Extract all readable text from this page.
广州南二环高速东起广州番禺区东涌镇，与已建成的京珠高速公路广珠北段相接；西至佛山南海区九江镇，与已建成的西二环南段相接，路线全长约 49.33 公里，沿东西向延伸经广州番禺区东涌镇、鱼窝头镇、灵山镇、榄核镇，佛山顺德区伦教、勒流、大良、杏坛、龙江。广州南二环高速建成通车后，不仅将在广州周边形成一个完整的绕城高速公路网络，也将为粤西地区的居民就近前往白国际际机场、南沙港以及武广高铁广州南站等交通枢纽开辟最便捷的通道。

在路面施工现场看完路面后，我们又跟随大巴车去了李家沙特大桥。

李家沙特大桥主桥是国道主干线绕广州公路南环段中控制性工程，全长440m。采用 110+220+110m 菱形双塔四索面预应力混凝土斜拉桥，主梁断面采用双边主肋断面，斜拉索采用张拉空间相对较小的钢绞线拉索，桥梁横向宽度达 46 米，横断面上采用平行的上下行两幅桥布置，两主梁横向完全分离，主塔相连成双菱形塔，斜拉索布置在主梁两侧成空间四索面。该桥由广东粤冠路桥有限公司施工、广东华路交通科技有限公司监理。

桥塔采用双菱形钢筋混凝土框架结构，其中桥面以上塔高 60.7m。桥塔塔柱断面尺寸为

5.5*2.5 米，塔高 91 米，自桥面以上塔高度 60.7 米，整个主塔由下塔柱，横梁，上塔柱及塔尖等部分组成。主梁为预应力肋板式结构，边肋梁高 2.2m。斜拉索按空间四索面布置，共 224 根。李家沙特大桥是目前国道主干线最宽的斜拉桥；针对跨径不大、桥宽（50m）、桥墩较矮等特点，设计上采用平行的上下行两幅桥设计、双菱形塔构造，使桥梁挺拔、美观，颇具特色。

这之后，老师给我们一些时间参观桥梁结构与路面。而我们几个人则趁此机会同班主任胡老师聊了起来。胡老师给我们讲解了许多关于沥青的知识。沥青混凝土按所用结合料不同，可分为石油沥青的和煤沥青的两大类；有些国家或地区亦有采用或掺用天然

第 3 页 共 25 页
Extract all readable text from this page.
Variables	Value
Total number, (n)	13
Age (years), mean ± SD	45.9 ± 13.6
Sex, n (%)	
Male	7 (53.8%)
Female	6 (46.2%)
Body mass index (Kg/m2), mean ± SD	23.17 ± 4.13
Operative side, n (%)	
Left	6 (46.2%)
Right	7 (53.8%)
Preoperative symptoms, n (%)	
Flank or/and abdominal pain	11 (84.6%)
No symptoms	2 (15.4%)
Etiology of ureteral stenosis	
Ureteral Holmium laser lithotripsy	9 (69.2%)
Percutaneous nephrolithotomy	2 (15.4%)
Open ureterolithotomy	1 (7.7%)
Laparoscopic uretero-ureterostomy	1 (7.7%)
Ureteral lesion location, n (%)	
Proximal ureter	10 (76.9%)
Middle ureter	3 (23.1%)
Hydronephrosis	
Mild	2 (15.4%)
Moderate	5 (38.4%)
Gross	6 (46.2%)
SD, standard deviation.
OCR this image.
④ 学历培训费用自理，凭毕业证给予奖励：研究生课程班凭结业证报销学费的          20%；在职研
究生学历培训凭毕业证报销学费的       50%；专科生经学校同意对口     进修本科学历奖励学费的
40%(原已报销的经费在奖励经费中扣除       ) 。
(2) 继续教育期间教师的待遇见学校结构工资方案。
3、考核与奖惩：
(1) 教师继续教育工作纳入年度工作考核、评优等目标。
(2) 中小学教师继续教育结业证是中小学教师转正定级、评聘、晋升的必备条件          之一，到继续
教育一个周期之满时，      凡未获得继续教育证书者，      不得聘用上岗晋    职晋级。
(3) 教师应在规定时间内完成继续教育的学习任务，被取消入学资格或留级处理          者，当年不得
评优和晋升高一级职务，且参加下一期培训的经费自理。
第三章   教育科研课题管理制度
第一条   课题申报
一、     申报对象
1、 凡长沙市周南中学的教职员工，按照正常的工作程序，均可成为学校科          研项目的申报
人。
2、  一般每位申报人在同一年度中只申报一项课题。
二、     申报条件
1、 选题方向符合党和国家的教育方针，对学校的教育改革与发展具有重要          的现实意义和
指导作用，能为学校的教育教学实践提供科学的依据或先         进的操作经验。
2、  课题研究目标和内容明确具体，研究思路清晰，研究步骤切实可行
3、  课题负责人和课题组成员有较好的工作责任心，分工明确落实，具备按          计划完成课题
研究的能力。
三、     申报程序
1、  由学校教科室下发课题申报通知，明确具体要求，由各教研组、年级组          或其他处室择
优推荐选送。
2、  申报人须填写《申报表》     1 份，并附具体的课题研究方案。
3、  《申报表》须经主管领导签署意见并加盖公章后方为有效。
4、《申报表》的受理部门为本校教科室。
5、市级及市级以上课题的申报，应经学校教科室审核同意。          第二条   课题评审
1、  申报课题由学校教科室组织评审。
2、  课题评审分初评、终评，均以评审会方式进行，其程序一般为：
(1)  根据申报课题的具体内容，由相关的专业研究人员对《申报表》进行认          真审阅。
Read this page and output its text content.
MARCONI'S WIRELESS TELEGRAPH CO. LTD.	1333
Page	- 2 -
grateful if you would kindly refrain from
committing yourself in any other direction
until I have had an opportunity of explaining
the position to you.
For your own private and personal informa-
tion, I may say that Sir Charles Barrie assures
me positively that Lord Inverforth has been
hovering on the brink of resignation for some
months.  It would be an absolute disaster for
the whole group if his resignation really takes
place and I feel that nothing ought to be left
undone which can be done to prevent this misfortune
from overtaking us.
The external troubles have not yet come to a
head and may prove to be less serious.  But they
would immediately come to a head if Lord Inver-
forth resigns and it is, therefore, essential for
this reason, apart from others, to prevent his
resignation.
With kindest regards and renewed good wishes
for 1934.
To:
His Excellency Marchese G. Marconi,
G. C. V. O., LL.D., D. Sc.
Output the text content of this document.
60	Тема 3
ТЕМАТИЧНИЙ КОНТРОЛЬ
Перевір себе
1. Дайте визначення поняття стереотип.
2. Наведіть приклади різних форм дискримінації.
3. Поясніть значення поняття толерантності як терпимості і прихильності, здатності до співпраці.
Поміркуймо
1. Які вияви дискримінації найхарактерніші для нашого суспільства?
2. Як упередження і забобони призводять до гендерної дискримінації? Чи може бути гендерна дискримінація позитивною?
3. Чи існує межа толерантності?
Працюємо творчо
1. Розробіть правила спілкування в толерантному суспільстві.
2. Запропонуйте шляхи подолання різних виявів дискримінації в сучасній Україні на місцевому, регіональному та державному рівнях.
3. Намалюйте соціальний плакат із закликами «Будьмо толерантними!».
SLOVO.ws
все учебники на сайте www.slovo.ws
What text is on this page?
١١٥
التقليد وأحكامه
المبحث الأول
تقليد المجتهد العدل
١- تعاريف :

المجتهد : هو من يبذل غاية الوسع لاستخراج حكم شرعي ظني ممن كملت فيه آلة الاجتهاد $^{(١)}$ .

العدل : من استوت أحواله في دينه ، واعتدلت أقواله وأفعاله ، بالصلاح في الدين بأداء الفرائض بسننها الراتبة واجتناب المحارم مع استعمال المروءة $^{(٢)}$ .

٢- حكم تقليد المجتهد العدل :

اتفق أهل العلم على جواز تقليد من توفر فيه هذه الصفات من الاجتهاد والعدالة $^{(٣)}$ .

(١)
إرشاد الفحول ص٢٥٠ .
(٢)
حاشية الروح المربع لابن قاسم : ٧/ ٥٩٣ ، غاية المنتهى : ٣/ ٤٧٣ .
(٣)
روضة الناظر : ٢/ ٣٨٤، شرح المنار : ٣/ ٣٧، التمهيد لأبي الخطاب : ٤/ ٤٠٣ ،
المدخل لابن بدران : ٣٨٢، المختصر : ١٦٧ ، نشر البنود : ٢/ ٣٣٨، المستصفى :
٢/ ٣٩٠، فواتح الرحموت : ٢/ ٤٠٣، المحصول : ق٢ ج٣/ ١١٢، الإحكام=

▸ WHAT TO WORK ON:
Copy, from the material, each line that holds the string "mean".

▸ ANSWER BELOW:
Age (years), mean ± SD	45.9 ± 13.6
Body mass index (Kg/m2), mean ± SD	23.17 ± 4.13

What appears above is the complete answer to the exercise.